Instruction:
Quote the data below in full, minus the images.

○ ○ ○ ○ ○ ○ ○

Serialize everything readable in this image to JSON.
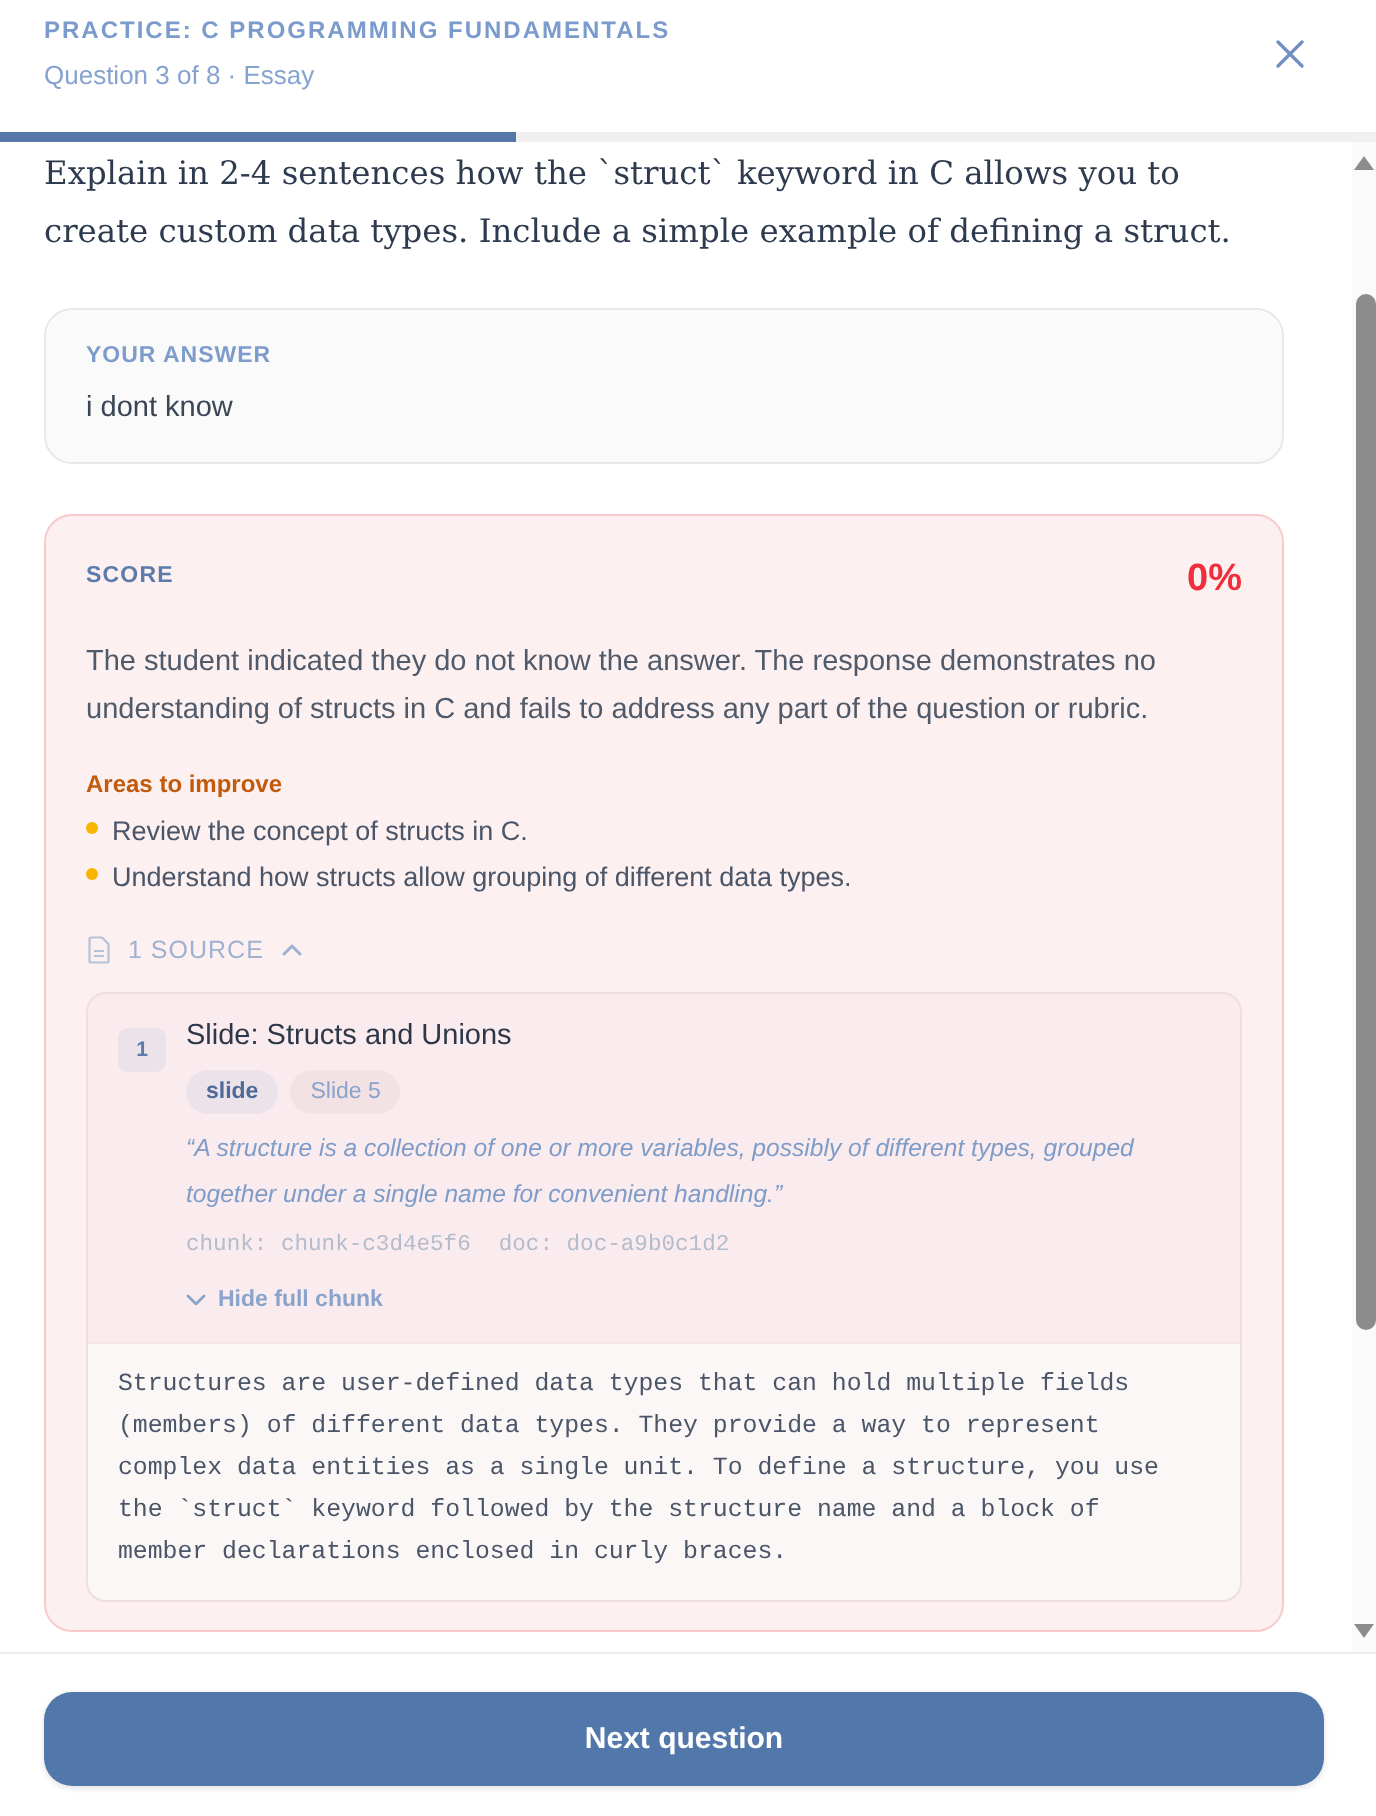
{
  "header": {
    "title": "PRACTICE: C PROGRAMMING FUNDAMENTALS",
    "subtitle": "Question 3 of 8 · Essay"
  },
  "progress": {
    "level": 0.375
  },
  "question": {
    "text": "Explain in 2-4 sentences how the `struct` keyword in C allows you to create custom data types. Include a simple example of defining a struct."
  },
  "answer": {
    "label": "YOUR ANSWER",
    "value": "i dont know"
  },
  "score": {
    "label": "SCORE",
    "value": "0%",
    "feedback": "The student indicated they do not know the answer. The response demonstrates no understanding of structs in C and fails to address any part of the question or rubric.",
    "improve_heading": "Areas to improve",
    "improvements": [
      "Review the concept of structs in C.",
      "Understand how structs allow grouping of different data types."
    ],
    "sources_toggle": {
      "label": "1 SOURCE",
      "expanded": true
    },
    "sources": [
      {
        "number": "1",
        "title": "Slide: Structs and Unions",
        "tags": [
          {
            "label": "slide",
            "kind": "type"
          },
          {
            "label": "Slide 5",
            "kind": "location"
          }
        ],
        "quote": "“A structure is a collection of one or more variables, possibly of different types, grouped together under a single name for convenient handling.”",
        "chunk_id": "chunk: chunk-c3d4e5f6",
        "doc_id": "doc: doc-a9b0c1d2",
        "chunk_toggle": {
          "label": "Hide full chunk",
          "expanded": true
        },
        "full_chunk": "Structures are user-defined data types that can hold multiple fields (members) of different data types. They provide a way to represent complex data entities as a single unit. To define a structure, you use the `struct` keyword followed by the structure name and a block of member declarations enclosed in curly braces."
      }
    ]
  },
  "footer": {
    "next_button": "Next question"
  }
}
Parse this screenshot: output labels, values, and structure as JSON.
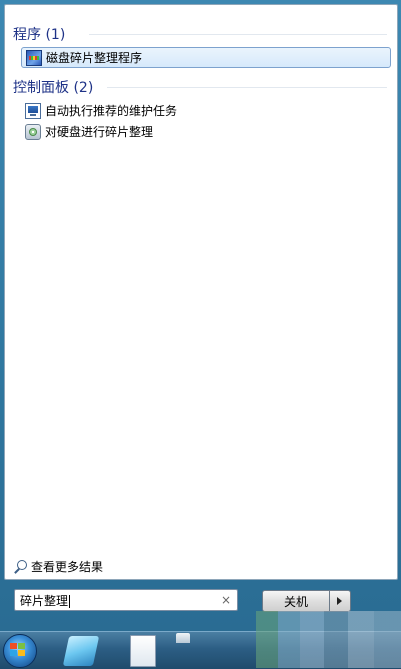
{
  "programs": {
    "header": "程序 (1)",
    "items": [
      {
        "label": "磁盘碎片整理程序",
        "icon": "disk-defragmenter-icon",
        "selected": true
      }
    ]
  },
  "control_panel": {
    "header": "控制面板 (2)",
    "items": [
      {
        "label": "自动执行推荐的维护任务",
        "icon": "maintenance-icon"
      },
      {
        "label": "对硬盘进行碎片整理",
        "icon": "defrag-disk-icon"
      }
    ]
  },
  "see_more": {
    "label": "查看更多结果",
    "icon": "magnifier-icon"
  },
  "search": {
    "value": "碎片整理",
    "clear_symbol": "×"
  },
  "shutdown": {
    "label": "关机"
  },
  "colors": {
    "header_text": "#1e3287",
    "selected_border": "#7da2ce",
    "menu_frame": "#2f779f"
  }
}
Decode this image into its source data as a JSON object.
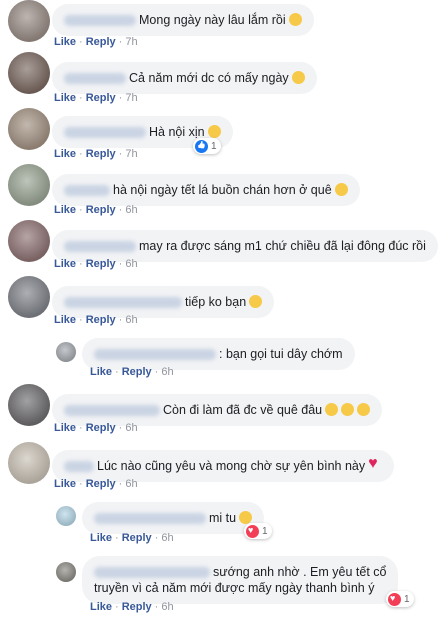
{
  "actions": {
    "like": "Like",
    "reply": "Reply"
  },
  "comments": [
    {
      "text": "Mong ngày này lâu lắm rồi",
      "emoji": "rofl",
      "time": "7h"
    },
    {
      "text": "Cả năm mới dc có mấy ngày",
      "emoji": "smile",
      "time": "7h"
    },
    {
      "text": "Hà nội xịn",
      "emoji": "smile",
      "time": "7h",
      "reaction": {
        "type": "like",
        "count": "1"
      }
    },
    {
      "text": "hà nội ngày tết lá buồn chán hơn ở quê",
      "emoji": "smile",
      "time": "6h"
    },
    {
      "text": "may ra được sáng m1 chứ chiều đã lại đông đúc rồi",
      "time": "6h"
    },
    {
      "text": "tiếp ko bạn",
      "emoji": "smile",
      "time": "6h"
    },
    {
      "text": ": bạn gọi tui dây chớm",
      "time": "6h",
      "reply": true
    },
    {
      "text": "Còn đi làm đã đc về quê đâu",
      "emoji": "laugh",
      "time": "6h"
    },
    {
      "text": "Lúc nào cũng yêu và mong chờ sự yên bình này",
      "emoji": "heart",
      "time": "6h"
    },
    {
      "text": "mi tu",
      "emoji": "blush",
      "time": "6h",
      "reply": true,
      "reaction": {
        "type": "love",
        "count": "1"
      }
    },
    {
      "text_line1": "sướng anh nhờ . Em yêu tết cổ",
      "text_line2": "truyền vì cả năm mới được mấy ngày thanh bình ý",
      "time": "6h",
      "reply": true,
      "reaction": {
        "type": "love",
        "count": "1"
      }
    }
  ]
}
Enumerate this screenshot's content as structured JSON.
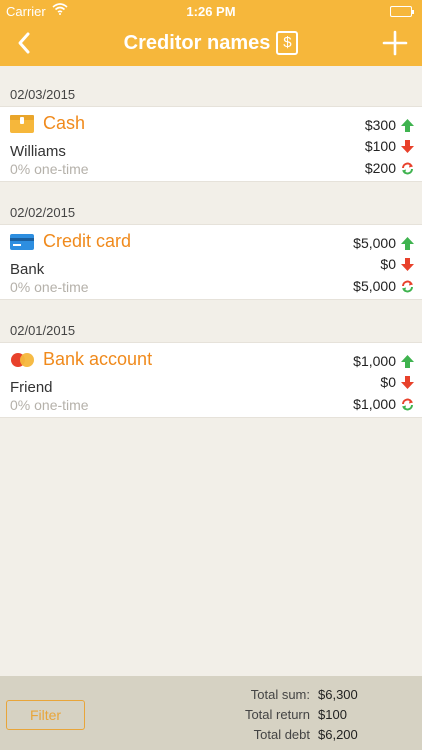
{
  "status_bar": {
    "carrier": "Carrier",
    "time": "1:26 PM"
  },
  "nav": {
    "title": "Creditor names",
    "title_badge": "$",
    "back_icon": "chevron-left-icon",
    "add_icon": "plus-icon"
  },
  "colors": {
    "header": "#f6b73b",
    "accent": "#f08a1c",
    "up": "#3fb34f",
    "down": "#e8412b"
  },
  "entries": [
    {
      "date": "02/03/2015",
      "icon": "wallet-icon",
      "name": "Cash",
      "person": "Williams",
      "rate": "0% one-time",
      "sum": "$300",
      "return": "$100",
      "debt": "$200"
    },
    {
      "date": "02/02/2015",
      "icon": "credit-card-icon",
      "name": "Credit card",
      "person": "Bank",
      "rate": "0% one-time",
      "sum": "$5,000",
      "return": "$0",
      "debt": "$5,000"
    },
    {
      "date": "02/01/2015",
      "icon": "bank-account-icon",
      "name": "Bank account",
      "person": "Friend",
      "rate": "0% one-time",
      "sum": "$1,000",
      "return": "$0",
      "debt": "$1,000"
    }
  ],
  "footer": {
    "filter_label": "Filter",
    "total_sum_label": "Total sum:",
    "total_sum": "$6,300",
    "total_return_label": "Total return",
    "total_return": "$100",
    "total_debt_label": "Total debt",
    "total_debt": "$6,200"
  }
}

○ ○ ○ ○ ○ ○ ○

Written solution:
Serialize everything readable in this image to JSON.
{
  "header": {
    "title": "PRACTICE: C PROGRAMMING FUNDAMENTALS",
    "subtitle": "Question 3 of 8 · Essay"
  },
  "progress": {
    "level": 0.375
  },
  "question": {
    "text": "Explain in 2-4 sentences how the `struct` keyword in C allows you to create custom data types. Include a simple example of defining a struct."
  },
  "answer": {
    "label": "YOUR ANSWER",
    "value": "i dont know"
  },
  "score": {
    "label": "SCORE",
    "value": "0%",
    "feedback": "The student indicated they do not know the answer. The response demonstrates no understanding of structs in C and fails to address any part of the question or rubric.",
    "improve_heading": "Areas to improve",
    "improvements": [
      "Review the concept of structs in C.",
      "Understand how structs allow grouping of different data types."
    ],
    "sources_toggle": {
      "label": "1 SOURCE",
      "expanded": true
    },
    "sources": [
      {
        "number": "1",
        "title": "Slide: Structs and Unions",
        "tags": [
          {
            "label": "slide",
            "kind": "type"
          },
          {
            "label": "Slide 5",
            "kind": "location"
          }
        ],
        "quote": "“A structure is a collection of one or more variables, possibly of different types, grouped together under a single name for convenient handling.”",
        "chunk_id": "chunk: chunk-c3d4e5f6",
        "doc_id": "doc: doc-a9b0c1d2",
        "chunk_toggle": {
          "label": "Hide full chunk",
          "expanded": true
        },
        "full_chunk": "Structures are user-defined data types that can hold multiple fields (members) of different data types. They provide a way to represent complex data entities as a single unit. To define a structure, you use the `struct` keyword followed by the structure name and a block of member declarations enclosed in curly braces."
      }
    ]
  },
  "footer": {
    "next_button": "Next question"
  }
}
Parse this screenshot: output labels, values, and structure as JSON.
{
  "programs": {
    "header": "程序 (1)",
    "items": [
      {
        "label": "磁盘碎片整理程序",
        "icon": "disk-defragmenter-icon",
        "selected": true
      }
    ]
  },
  "control_panel": {
    "header": "控制面板 (2)",
    "items": [
      {
        "label": "自动执行推荐的维护任务",
        "icon": "maintenance-icon"
      },
      {
        "label": "对硬盘进行碎片整理",
        "icon": "defrag-disk-icon"
      }
    ]
  },
  "see_more": {
    "label": "查看更多结果",
    "icon": "magnifier-icon"
  },
  "search": {
    "value": "碎片整理",
    "clear_symbol": "×"
  },
  "shutdown": {
    "label": "关机"
  },
  "colors": {
    "header_text": "#1e3287",
    "selected_border": "#7da2ce",
    "menu_frame": "#2f779f"
  }
}
Decode this image into its source data as a JSON object.
{
  "actions": {
    "like": "Like",
    "reply": "Reply"
  },
  "comments": [
    {
      "text": "Mong ngày này lâu lắm rồi",
      "emoji": "rofl",
      "time": "7h"
    },
    {
      "text": "Cả năm mới dc có mấy ngày",
      "emoji": "smile",
      "time": "7h"
    },
    {
      "text": "Hà nội xịn",
      "emoji": "smile",
      "time": "7h",
      "reaction": {
        "type": "like",
        "count": "1"
      }
    },
    {
      "text": "hà nội ngày tết lá buồn chán hơn ở quê",
      "emoji": "smile",
      "time": "6h"
    },
    {
      "text": "may ra được sáng m1 chứ chiều đã lại đông đúc rồi",
      "time": "6h"
    },
    {
      "text": "tiếp ko bạn",
      "emoji": "smile",
      "time": "6h"
    },
    {
      "text": ": bạn gọi tui dây chớm",
      "time": "6h",
      "reply": true
    },
    {
      "text": "Còn đi làm đã đc về quê đâu",
      "emoji": "laugh",
      "time": "6h"
    },
    {
      "text": "Lúc nào cũng yêu và mong chờ sự yên bình này",
      "emoji": "heart",
      "time": "6h"
    },
    {
      "text": "mi tu",
      "emoji": "blush",
      "time": "6h",
      "reply": true,
      "reaction": {
        "type": "love",
        "count": "1"
      }
    },
    {
      "text_line1": "sướng anh nhờ . Em yêu tết cổ",
      "text_line2": "truyền vì cả năm mới được mấy ngày thanh bình ý",
      "time": "6h",
      "reply": true,
      "reaction": {
        "type": "love",
        "count": "1"
      }
    }
  ]
}
Enumerate this screenshot's content as structured JSON.
{
  "status_bar": {
    "carrier": "Carrier",
    "time": "1:26 PM"
  },
  "nav": {
    "title": "Creditor names",
    "title_badge": "$",
    "back_icon": "chevron-left-icon",
    "add_icon": "plus-icon"
  },
  "colors": {
    "header": "#f6b73b",
    "accent": "#f08a1c",
    "up": "#3fb34f",
    "down": "#e8412b"
  },
  "entries": [
    {
      "date": "02/03/2015",
      "icon": "wallet-icon",
      "name": "Cash",
      "person": "Williams",
      "rate": "0% one-time",
      "sum": "$300",
      "return": "$100",
      "debt": "$200"
    },
    {
      "date": "02/02/2015",
      "icon": "credit-card-icon",
      "name": "Credit card",
      "person": "Bank",
      "rate": "0% one-time",
      "sum": "$5,000",
      "return": "$0",
      "debt": "$5,000"
    },
    {
      "date": "02/01/2015",
      "icon": "bank-account-icon",
      "name": "Bank account",
      "person": "Friend",
      "rate": "0% one-time",
      "sum": "$1,000",
      "return": "$0",
      "debt": "$1,000"
    }
  ],
  "footer": {
    "filter_label": "Filter",
    "total_sum_label": "Total sum:",
    "total_sum": "$6,300",
    "total_return_label": "Total return",
    "total_return": "$100",
    "total_debt_label": "Total debt",
    "total_debt": "$6,200"
  }
}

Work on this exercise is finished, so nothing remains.